**Exercise directions**
Reproduce word for word the stretch of the Rome travel post from "The trip over" through "stateside trips someday.".

**Supplied passage**
● ● ● ● ●
Fountain by Bellini in Piazza NavonaHello, Seattle. I'm in Italy. Monte Verdi, specifically, which is a neighborhood in Rome.

I can barely wrap my brain around the fact that I'm something crazy -- what, six thousand miles? -- away from home, in a land where English is not the primary language, and that there's buildings here that are older than I can even begin to understand, and that I got here in the first place. Truly.

If you want to skip all the word salad and just see the sights, no offense taken. Just pop on over to flickr for part one of the photospread here.

{leaving and arriving}

The trip over was a whirlwind. Like I mentioned in the last post, I'd cleared off about a week and a half before the trip thinking... I don't know what. Thinking that I had to Do Things and that I would Need More Time, but the reality of it all is that I did a ton of laundry the weekend before the trip, took a half-day before I left, ran a bunch of errands and did more laundry until about 10p, took a power nap, and then shoved everything into a giant backpack at 3:30a (that I had to sit on to close) and left for the airport. Half of the things I had in my queue to do before leaving didn't happen, and the rest of the time I kept worrying that I was forgetting something, somehow. Even with four lists that had all been checked at least twice. Again, like I mentioned -- it was my first time. Hopefully I'll get better at it, maybe even as good at it as I am taking stateside trips someday.

So, rush-rush-rush, a bag on my back that feels like it weighs a hundred pounds, security clearance, no time for (decent) coffee, four-plus hour plane ride, layover, delay, nine hour plane ride. During said layover I noticed that our flight seemed to be partially filled by a giant international study-ish field trip full of kids who had a handful of chaperones, one of whom was their drama teacher. She would wind up Not Shutting Up for the duration of the flight. Not once. She was loud and touched with crazy, "hollering at" her kids, trying desperately to fuse pop culture into her speakings with them, and just generally making a complete ass out of herself. Honestly, I thought she was the cheerleading coach until I learned otherwise.
● ● ● ● ●
**Given entries**
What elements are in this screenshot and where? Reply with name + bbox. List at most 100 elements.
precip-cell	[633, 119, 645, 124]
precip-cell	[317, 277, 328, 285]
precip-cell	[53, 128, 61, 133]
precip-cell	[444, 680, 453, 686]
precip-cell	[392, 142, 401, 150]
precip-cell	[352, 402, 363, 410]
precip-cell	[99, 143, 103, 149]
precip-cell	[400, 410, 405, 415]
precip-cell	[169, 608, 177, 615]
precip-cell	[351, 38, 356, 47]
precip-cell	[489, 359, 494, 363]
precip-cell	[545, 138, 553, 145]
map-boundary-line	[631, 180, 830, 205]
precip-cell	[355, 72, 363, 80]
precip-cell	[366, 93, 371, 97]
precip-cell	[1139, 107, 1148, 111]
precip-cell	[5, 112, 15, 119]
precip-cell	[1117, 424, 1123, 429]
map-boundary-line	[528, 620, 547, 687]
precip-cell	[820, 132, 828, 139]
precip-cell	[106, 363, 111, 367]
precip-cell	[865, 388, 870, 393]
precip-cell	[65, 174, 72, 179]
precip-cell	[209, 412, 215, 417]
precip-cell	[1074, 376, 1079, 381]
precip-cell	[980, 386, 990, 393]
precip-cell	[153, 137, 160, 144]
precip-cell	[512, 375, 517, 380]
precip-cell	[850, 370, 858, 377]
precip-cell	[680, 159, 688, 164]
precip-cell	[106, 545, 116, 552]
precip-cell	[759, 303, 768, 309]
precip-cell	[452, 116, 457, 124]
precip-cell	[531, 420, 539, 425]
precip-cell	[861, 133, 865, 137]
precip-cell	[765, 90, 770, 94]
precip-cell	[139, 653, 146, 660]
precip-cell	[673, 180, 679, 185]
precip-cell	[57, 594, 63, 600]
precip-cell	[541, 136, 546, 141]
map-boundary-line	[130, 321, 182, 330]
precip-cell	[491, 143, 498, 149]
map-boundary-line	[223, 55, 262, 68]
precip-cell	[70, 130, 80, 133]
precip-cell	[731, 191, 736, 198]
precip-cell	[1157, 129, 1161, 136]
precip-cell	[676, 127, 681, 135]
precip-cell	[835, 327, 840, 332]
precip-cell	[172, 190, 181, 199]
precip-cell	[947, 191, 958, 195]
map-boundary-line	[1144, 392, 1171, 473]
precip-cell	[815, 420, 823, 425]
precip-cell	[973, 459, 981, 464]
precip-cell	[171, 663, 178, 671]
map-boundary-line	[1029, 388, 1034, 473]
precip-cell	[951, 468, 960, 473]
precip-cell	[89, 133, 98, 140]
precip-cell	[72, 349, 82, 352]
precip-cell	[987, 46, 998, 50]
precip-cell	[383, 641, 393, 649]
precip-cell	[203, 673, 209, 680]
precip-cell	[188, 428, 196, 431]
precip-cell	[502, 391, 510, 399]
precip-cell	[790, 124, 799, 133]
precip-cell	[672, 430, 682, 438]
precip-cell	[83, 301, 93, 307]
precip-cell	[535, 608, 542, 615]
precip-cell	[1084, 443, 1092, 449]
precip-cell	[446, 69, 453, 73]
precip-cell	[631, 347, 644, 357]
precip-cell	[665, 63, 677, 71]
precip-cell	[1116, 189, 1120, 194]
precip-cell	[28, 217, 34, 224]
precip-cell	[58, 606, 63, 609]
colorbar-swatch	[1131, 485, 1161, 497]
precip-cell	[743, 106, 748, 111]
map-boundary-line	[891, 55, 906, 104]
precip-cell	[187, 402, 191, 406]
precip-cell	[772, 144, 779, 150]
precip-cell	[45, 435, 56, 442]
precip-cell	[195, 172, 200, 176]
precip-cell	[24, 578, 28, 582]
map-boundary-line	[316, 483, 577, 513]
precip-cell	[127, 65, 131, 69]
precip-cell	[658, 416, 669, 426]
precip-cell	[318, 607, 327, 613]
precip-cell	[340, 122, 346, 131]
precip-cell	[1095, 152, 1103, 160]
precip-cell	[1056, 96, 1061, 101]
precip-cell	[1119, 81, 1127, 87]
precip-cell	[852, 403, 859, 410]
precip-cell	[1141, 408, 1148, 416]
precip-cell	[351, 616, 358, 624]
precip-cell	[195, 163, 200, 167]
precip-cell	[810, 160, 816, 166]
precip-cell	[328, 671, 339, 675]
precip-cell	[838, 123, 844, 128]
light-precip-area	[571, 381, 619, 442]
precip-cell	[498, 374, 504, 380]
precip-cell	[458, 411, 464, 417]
● ● ● ● ●
**Response to the exercise**
The trip over was a whirlwind. Like I mentioned in the last post, I'd cleared off about a week and a half before the trip thinking... I don't know what. Thinking that I had to Do Things and that I would Need More Time, but the reality of it all is that I did a ton of laundry the weekend before the trip, took a half-day before I left, ran a bunch of errands and did more laundry until about 10p, took a power nap, and then shoved everything into a giant backpack at 3:30a (that I had to sit on to close) and left for the airport. Half of the things I had in my queue to do before leaving didn't happen, and the rest of the time I kept worrying that I was forgetting something, somehow. Even with four lists that had all been checked at least twice. Again, like I mentioned -- it was my first time. Hopefully I'll get better at it, maybe even as good at it as I am taking stateside trips someday.